DATA:
++++++++
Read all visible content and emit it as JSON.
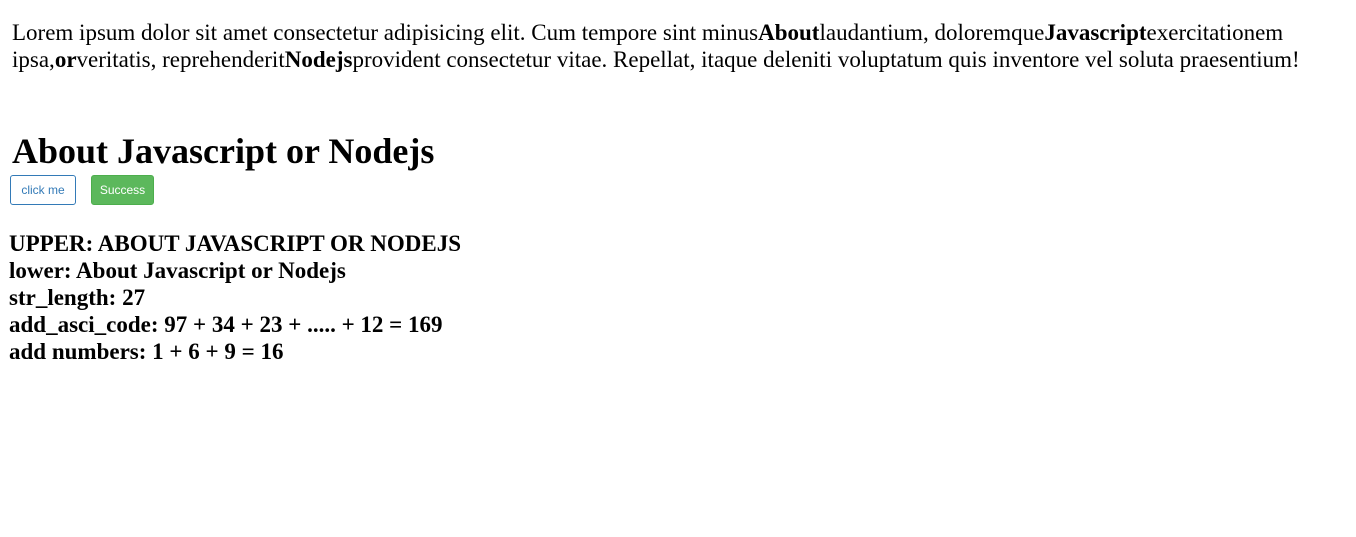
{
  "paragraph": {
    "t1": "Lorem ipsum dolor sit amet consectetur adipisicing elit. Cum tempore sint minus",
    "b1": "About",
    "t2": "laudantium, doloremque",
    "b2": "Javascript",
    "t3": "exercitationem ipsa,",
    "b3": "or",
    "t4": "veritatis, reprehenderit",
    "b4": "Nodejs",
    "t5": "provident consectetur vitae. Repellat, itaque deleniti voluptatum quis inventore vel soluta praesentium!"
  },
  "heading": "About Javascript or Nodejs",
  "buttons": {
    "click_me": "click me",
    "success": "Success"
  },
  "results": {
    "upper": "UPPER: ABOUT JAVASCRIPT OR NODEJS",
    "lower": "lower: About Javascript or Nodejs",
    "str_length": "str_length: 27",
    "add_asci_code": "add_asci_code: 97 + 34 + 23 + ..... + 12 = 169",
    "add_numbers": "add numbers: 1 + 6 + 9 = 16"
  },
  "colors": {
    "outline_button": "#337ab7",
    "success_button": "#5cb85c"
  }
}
++++++++
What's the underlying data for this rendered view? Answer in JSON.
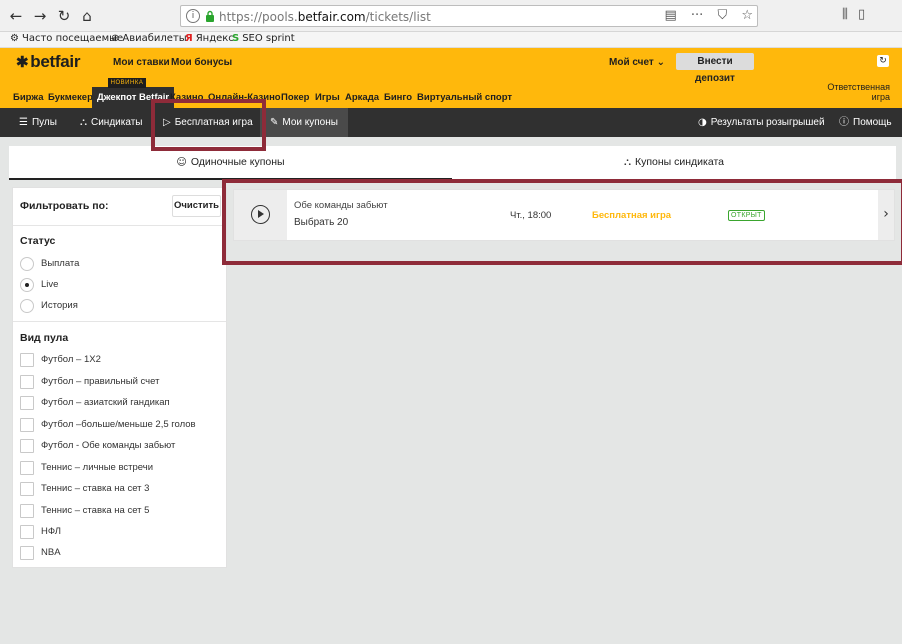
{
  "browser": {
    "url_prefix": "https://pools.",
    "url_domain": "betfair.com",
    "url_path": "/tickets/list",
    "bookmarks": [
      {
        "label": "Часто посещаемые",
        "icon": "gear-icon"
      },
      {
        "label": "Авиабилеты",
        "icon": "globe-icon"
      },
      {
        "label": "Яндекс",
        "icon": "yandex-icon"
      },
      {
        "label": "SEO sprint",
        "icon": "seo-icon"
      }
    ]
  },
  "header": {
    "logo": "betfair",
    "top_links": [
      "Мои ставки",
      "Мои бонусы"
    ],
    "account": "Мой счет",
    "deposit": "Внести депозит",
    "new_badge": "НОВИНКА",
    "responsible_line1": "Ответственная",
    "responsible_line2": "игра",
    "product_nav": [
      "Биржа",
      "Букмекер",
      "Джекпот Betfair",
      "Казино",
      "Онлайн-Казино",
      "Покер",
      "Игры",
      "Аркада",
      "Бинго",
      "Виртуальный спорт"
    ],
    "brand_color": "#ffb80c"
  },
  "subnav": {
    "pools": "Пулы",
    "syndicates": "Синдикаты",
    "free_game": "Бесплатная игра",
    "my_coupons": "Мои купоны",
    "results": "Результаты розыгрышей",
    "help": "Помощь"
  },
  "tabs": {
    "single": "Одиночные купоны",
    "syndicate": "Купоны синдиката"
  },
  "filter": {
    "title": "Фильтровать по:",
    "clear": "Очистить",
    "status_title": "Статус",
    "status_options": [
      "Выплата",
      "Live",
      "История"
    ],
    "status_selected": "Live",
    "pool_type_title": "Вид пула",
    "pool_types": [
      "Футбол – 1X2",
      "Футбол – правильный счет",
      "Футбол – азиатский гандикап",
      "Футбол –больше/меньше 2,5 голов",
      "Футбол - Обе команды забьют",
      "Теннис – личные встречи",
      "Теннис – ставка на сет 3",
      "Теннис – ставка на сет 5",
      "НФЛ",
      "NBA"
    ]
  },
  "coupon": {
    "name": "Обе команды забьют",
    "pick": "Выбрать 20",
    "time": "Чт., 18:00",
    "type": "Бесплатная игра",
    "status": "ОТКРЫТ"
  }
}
++++++++
Pick out and copy every line that contains the word "Футбол".

SOLUTION TO THE PROBLEM:
      "Футбол – 1X2",
      "Футбол – правильный счет",
      "Футбол – азиатский гандикап",
      "Футбол –больше/меньше 2,5 голов",
      "Футбол - Обе команды забьют",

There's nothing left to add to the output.